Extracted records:
══════════════════════════════

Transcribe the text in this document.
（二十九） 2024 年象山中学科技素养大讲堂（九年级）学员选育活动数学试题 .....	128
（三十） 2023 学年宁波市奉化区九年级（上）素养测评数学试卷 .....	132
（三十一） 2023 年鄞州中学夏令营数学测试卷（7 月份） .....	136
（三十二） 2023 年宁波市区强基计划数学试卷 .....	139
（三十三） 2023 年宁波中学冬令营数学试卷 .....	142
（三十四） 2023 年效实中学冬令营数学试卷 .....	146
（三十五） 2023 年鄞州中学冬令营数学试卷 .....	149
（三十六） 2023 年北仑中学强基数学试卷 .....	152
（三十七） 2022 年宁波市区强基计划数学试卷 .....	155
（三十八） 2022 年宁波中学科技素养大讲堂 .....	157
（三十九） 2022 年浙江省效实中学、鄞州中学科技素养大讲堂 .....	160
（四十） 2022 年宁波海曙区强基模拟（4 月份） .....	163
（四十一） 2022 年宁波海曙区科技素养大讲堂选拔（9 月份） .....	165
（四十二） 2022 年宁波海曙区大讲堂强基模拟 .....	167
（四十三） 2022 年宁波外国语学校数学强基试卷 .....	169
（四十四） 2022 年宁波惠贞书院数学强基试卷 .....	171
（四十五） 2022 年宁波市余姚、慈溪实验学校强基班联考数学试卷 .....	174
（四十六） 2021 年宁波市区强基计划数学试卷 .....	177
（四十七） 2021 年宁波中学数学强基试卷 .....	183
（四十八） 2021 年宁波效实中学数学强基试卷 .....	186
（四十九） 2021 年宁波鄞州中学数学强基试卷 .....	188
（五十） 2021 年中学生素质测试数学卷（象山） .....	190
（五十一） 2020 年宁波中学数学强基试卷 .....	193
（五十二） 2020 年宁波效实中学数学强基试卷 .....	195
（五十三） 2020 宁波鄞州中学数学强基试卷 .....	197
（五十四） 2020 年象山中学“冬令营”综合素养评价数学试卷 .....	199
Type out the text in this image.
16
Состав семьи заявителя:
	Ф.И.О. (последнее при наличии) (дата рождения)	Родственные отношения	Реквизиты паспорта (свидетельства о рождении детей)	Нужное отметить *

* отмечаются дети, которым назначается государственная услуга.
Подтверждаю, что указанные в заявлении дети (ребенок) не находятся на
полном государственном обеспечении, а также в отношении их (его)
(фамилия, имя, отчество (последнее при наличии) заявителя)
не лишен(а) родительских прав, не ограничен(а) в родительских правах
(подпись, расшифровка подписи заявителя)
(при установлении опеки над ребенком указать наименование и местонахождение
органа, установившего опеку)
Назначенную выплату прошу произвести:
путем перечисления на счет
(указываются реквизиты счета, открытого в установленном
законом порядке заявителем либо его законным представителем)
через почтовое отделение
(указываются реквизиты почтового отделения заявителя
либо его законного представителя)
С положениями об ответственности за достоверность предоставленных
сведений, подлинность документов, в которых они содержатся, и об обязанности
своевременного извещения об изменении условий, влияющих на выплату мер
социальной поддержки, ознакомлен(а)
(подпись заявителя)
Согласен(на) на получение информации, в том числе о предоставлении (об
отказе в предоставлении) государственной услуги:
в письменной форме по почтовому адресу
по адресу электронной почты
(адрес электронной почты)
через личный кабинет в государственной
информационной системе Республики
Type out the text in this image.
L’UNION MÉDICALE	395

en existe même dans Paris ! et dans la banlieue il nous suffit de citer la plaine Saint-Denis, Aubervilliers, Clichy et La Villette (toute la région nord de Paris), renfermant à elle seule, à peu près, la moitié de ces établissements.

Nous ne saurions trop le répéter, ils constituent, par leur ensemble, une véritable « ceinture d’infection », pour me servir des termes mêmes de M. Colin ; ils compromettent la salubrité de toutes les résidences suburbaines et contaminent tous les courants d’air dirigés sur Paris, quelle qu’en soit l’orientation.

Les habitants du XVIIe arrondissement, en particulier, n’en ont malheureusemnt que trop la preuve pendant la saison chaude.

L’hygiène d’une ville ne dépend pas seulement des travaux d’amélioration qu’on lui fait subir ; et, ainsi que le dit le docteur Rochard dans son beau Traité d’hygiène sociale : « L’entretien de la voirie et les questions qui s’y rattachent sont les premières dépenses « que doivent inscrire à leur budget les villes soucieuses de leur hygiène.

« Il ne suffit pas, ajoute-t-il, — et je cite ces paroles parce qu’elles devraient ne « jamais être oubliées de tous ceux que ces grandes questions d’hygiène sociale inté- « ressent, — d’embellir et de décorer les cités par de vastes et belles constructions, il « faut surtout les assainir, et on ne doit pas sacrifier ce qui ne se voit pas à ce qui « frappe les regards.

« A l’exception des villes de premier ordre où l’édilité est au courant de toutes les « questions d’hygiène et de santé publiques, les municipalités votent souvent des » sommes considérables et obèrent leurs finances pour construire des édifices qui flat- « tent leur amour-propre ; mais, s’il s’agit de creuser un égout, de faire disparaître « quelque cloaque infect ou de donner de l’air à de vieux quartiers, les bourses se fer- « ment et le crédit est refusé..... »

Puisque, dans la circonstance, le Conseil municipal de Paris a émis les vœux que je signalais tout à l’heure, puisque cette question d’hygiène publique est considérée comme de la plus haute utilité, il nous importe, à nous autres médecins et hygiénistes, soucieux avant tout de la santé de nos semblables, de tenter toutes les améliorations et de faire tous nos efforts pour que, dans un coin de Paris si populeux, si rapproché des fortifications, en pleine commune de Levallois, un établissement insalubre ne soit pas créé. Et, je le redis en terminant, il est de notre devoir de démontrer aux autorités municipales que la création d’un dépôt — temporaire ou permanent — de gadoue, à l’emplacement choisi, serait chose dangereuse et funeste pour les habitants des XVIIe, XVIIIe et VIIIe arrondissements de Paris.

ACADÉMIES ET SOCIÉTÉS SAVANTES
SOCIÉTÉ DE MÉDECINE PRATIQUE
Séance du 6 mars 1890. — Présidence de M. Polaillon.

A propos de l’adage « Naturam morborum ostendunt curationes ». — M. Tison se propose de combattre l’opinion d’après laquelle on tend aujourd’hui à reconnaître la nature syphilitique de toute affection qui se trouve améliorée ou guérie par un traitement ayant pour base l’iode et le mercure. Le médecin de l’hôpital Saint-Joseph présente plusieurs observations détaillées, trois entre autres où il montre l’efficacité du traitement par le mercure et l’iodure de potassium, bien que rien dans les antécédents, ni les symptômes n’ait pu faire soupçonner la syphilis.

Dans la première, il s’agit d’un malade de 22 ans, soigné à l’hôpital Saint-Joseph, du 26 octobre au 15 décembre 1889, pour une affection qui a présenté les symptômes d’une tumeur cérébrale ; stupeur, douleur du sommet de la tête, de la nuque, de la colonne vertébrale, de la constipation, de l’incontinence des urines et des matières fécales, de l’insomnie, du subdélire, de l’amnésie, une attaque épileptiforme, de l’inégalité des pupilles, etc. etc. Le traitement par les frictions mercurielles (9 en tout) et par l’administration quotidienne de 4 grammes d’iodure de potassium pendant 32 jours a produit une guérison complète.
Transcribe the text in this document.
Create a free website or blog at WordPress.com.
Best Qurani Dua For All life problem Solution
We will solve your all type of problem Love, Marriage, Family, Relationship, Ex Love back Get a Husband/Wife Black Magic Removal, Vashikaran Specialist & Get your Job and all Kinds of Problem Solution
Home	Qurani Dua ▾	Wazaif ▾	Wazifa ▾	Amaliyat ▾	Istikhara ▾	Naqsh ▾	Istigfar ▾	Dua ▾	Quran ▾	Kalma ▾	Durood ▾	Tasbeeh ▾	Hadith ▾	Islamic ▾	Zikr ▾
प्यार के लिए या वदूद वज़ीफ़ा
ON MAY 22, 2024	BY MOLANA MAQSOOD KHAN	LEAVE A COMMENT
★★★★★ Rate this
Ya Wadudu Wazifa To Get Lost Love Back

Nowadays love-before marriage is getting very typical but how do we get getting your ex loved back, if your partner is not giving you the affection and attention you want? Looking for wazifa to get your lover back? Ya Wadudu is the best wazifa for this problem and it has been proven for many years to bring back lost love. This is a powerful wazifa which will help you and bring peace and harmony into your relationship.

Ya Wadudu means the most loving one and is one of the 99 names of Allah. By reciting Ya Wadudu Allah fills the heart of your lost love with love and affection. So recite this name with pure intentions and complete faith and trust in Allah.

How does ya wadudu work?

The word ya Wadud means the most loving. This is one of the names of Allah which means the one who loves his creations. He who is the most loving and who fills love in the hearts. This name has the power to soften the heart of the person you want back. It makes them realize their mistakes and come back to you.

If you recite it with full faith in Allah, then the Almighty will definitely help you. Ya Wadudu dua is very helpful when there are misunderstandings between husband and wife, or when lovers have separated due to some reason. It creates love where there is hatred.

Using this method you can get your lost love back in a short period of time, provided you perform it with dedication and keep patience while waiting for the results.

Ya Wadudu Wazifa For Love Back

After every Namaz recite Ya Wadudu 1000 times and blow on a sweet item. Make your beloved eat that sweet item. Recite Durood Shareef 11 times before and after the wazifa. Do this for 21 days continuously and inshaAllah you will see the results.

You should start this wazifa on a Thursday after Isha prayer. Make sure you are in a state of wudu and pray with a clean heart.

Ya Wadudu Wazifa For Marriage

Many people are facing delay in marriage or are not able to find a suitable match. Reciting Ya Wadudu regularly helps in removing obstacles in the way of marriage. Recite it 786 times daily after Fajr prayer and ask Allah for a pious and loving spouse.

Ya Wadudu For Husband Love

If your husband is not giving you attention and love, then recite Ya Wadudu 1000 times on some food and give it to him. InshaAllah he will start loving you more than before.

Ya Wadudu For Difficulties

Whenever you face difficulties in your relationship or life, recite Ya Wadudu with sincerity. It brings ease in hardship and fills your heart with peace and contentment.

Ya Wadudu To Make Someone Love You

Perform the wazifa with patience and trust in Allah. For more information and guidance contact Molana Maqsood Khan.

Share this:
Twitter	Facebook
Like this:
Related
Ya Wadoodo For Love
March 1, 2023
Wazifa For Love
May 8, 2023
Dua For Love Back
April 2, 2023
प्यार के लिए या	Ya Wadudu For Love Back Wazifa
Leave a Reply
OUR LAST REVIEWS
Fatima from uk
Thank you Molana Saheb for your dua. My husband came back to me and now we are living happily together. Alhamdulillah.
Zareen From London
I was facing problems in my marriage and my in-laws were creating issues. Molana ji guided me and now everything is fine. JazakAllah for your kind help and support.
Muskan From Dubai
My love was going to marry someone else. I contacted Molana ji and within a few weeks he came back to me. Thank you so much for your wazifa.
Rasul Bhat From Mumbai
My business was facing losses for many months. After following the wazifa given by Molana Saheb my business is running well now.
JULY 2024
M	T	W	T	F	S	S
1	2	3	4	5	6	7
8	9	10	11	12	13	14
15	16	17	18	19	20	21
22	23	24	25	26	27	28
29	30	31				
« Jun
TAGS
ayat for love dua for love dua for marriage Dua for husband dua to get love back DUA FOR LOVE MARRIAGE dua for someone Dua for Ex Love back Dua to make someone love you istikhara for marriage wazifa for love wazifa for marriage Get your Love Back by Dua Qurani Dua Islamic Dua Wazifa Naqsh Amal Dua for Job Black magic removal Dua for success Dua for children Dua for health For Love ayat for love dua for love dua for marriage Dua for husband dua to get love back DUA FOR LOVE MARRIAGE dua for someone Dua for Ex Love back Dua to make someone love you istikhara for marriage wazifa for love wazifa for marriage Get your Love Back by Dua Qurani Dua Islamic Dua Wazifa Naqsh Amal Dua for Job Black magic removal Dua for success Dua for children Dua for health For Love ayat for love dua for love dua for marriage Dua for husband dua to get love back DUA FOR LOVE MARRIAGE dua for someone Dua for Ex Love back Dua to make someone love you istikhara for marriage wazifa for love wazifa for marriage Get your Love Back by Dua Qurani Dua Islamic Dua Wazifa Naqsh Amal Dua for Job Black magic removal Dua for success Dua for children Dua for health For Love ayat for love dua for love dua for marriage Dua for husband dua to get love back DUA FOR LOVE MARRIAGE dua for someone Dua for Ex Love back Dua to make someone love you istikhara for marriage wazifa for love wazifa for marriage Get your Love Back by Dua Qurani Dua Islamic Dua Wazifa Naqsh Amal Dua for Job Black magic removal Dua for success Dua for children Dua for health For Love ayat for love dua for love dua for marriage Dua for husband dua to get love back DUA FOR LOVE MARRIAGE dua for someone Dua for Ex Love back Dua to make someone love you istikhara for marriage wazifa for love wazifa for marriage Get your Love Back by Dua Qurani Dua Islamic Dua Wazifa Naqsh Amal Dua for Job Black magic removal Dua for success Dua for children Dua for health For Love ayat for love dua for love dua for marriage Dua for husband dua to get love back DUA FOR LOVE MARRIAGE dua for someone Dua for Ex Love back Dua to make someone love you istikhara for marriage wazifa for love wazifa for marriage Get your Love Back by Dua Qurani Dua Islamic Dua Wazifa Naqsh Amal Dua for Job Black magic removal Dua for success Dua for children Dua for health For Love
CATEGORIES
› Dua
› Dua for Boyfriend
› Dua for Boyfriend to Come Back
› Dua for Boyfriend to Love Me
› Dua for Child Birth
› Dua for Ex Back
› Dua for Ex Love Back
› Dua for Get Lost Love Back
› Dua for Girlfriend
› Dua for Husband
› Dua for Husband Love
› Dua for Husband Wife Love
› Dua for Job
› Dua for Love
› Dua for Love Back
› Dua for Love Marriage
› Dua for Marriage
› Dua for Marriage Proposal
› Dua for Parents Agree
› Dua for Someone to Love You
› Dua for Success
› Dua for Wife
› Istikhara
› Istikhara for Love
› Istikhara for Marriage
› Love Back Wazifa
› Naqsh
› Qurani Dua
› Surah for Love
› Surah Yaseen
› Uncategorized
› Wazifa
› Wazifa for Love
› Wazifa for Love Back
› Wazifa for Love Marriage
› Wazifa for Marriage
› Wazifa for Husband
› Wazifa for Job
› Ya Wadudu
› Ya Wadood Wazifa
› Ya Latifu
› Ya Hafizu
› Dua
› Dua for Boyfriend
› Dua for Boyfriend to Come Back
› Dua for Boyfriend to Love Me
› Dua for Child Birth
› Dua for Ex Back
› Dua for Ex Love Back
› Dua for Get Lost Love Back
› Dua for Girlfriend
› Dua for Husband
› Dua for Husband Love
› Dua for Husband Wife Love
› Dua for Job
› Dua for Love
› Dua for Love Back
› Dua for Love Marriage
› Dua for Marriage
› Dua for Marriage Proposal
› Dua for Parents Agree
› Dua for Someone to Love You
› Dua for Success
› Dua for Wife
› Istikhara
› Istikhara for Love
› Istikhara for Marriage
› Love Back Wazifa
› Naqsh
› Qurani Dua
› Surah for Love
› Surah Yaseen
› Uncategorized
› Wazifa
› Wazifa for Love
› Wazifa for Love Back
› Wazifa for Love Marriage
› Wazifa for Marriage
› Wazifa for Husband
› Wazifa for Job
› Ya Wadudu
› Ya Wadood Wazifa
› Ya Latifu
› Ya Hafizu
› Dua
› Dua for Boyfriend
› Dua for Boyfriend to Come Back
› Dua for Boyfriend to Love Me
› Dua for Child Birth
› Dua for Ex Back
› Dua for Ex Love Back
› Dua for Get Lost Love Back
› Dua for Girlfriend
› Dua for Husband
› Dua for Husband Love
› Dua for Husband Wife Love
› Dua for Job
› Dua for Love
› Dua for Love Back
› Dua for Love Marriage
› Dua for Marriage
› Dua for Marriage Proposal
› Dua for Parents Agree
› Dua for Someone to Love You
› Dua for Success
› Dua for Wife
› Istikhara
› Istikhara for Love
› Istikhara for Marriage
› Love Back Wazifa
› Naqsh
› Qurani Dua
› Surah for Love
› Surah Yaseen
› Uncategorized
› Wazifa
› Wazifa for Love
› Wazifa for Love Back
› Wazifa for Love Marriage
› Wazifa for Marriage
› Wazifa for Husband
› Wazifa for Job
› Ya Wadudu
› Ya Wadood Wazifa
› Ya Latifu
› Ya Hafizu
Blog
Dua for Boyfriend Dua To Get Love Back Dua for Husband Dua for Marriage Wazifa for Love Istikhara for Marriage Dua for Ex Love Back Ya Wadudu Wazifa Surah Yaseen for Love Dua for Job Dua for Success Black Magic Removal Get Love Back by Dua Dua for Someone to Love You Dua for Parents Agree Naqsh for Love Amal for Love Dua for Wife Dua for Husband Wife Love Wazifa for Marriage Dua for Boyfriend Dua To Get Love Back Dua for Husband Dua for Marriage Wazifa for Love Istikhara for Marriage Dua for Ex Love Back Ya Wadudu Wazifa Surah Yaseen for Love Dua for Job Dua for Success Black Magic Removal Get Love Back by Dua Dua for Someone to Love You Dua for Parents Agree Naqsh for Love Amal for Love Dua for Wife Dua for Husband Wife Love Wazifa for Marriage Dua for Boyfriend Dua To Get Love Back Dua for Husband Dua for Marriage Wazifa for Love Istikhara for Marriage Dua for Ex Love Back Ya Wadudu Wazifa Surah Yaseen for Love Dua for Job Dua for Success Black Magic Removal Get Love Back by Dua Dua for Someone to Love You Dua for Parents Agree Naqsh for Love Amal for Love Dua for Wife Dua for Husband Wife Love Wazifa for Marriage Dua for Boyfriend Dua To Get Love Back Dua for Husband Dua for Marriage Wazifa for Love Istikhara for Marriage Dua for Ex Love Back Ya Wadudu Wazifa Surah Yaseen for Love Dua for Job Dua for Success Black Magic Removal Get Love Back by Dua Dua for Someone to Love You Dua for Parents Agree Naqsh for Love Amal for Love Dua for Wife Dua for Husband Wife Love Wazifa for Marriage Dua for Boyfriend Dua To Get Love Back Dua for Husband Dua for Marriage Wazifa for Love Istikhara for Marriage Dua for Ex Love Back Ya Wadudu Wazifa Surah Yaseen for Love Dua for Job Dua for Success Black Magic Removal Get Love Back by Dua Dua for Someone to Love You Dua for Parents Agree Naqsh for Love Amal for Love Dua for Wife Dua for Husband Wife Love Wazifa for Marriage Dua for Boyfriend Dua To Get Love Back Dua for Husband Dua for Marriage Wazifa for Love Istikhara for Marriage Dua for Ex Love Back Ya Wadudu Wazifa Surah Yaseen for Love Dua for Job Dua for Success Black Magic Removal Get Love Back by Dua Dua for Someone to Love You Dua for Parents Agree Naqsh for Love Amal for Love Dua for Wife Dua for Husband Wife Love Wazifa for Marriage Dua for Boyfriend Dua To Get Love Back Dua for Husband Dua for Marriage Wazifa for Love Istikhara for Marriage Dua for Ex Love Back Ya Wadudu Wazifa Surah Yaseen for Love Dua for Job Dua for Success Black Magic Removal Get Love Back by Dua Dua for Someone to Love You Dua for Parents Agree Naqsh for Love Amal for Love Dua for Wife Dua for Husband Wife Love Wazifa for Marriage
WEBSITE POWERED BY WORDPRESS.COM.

══════════════════════════════

● **Job**:
For each line of the listing that holds the word "more", show that line.

● **Written reply**:
If your husband is not giving you attention and love, then recite Ya Wadudu 1000 times on some food and give it to him. InshaAllah he will start loving you more than before.
Perform the wazifa with patience and trust in Allah. For more information and guidance contact Molana Maqsood Khan.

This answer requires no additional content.